Task goal: Extract exactly the range of lines bounded by the line containing "What data populates" and the final line of the listing, both ends included, and no other lines.

The input:

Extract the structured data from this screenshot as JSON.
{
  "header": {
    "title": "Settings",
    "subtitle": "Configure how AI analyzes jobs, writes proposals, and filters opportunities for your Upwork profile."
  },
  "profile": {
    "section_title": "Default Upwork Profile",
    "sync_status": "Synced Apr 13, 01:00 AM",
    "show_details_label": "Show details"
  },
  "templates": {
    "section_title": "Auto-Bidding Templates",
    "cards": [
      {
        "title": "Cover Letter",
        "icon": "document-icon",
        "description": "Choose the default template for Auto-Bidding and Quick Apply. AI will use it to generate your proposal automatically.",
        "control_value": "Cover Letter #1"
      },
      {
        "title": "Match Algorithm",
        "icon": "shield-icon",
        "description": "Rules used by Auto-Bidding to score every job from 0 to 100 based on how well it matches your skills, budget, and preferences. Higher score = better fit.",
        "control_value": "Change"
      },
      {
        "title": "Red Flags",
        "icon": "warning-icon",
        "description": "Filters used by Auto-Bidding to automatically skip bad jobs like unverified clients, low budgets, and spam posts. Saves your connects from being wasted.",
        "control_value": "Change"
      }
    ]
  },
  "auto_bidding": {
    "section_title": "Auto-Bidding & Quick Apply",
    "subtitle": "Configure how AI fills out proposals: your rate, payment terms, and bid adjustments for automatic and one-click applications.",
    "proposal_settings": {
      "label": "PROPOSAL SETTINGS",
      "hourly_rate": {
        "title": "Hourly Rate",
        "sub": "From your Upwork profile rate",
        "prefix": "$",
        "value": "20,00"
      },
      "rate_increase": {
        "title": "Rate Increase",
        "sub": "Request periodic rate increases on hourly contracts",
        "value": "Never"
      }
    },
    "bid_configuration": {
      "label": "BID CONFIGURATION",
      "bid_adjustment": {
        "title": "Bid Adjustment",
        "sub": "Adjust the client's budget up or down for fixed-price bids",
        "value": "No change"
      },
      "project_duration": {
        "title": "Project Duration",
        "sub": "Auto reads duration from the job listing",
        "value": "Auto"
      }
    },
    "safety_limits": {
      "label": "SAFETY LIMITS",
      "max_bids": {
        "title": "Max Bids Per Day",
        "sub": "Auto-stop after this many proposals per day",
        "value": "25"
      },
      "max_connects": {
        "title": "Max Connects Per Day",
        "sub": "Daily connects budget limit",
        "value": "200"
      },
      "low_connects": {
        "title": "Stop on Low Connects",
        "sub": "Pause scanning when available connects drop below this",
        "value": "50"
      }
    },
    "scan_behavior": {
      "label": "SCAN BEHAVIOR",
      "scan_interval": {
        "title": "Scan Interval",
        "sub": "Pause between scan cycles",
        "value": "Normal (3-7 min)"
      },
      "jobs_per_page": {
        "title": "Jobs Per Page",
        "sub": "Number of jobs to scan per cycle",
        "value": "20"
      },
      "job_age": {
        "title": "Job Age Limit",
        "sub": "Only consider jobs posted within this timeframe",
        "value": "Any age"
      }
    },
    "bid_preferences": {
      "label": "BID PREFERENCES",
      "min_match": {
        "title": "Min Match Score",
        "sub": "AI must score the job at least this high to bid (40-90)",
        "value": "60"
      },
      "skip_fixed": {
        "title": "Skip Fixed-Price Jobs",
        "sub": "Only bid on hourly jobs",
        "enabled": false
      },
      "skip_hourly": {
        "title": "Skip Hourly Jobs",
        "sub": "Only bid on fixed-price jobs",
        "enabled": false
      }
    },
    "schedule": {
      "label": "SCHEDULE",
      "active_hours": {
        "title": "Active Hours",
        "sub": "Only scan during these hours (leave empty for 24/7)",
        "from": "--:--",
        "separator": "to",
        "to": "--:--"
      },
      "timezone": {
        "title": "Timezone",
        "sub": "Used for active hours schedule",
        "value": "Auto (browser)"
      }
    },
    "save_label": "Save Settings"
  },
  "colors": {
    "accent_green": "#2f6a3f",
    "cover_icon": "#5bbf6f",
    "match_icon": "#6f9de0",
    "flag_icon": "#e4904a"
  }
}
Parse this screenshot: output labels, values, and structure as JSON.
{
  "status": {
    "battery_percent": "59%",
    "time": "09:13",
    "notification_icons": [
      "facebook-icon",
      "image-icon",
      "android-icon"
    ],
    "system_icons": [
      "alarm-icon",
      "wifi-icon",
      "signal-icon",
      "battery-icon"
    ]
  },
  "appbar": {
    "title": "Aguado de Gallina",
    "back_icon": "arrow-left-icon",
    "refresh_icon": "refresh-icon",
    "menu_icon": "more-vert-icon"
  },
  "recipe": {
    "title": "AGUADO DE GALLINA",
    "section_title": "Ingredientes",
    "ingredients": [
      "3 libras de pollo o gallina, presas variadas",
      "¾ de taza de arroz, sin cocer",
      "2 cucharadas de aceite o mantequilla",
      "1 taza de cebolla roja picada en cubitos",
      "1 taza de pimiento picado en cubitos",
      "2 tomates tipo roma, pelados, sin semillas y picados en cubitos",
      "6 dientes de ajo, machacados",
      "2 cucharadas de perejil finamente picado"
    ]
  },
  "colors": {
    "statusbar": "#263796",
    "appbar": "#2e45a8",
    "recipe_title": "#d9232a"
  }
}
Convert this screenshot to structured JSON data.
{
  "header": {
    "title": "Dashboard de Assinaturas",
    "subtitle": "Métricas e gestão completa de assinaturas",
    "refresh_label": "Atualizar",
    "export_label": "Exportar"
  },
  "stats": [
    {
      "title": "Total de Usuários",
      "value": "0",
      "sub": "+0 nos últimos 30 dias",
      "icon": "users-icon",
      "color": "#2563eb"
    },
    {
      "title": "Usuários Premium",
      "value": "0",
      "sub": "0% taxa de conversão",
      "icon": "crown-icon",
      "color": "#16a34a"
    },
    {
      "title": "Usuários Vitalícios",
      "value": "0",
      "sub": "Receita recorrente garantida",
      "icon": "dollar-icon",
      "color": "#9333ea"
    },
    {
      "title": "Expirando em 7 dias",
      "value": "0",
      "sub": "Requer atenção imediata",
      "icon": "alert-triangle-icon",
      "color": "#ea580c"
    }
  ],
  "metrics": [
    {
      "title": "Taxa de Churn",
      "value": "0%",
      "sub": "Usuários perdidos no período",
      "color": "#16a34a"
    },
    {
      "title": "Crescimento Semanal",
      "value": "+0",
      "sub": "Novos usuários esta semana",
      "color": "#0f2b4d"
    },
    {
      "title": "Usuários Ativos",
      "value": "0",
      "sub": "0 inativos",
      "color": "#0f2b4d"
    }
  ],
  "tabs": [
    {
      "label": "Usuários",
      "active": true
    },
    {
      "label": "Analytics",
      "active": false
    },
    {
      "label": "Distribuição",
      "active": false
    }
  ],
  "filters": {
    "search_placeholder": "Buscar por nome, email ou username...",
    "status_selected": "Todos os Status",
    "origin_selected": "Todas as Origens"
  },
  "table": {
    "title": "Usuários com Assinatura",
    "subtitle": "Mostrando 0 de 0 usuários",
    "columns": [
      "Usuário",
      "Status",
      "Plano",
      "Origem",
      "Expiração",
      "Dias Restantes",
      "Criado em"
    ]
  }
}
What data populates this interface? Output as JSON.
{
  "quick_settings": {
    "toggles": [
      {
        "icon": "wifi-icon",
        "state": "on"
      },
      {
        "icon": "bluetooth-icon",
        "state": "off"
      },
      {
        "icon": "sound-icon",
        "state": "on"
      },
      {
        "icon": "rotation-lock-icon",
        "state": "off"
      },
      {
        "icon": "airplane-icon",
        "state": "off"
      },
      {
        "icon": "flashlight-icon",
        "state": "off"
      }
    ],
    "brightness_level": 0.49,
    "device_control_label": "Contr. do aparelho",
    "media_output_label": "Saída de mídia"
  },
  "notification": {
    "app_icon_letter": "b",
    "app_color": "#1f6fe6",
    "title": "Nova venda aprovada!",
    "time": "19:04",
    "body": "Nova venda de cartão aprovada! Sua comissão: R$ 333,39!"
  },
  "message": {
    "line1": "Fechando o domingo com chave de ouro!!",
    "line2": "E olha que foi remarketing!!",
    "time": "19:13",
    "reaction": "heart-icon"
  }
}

Full answer:
What data populates this interface? Output as JSON.
{
  "quick_settings": {
    "toggles": [
      {
        "icon": "wifi-icon",
        "state": "on"
      },
      {
        "icon": "bluetooth-icon",
        "state": "off"
      },
      {
        "icon": "sound-icon",
        "state": "on"
      },
      {
        "icon": "rotation-lock-icon",
        "state": "off"
      },
      {
        "icon": "airplane-icon",
        "state": "off"
      },
      {
        "icon": "flashlight-icon",
        "state": "off"
      }
    ],
    "brightness_level": 0.49,
    "device_control_label": "Contr. do aparelho",
    "media_output_label": "Saída de mídia"
  },
  "notification": {
    "app_icon_letter": "b",
    "app_color": "#1f6fe6",
    "title": "Nova venda aprovada!",
    "time": "19:04",
    "body": "Nova venda de cartão aprovada! Sua comissão: R$ 333,39!"
  },
  "message": {
    "line1": "Fechando o domingo com chave de ouro!!",
    "line2": "E olha que foi remarketing!!",
    "time": "19:13",
    "reaction": "heart-icon"
  }
}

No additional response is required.